## EXERCISE BRIEF
Return the number of lines in which the word "person" appears; add nothing else.
═══ TASK INPUTS
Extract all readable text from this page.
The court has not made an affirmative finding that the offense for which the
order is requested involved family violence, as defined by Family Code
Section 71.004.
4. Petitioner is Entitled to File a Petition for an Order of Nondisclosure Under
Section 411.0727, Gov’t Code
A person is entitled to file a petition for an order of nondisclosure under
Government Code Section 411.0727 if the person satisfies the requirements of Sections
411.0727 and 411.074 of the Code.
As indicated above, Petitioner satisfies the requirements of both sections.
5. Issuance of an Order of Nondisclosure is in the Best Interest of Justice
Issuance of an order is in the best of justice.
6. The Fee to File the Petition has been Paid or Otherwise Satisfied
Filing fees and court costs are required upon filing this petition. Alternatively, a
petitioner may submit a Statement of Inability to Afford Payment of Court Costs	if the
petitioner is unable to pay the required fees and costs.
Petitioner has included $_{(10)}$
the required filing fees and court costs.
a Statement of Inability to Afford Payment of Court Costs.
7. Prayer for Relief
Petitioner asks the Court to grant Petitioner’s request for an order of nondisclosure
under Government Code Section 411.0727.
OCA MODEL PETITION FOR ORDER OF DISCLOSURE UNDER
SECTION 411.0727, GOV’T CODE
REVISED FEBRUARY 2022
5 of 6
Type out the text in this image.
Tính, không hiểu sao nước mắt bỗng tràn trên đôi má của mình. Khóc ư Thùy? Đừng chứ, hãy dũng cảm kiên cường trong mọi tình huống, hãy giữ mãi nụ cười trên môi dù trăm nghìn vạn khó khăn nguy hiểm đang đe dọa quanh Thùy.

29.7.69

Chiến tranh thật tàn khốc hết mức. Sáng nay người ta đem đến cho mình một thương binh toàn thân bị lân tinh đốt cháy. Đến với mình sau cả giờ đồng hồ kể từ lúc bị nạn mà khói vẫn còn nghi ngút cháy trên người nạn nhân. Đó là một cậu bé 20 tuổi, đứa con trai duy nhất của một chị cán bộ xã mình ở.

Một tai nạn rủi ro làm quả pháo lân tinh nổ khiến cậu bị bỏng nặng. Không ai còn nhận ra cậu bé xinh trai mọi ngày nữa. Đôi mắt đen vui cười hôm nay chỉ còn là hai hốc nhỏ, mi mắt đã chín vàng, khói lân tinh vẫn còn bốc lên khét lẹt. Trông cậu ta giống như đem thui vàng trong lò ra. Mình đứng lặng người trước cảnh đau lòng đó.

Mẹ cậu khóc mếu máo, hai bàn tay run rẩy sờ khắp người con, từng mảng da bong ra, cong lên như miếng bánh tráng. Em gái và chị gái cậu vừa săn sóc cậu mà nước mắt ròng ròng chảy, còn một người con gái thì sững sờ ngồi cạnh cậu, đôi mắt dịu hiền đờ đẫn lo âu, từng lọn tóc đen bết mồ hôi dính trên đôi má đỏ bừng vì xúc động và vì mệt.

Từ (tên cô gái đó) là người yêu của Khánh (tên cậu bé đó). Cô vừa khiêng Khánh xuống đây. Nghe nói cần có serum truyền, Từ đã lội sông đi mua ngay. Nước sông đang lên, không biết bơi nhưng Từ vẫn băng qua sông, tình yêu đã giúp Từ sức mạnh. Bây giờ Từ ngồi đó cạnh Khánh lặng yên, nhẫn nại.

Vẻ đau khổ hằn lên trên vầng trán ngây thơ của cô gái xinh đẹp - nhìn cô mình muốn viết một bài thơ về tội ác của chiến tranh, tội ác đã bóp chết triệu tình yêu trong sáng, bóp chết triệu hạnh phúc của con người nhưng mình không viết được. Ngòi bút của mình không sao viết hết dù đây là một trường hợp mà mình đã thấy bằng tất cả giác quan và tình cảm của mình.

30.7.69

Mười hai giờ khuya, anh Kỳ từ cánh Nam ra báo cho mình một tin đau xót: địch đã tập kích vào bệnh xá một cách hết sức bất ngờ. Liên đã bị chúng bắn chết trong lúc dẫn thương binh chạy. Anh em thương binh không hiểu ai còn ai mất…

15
══════
## EXPECTED ANSWER
2